▶ [Task prompt]:
Would you pull out every line of the material that contains the string "link"?
** begin Stored data **
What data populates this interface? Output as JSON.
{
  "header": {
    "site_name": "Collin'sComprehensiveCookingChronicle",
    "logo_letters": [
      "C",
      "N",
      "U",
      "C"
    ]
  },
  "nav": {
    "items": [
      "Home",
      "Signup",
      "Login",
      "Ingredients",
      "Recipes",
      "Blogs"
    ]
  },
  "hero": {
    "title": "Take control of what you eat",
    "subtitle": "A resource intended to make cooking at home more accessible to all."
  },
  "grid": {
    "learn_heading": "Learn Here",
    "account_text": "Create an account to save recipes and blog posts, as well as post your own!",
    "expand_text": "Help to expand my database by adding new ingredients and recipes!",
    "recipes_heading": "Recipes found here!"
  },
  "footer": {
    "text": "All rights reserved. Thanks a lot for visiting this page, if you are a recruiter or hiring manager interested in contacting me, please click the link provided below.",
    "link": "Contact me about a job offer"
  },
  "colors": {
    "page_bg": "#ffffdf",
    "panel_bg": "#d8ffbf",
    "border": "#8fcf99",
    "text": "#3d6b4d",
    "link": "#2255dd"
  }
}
** end Stored data **
▶ [Response to the task]:
    "text": "All rights reserved. Thanks a lot for visiting this page, if you are a recruiter or hiring manager interested in contacting me, please click the link provided below.",
    "link": "Contact me about a job offer"
    "link": "#2255dd"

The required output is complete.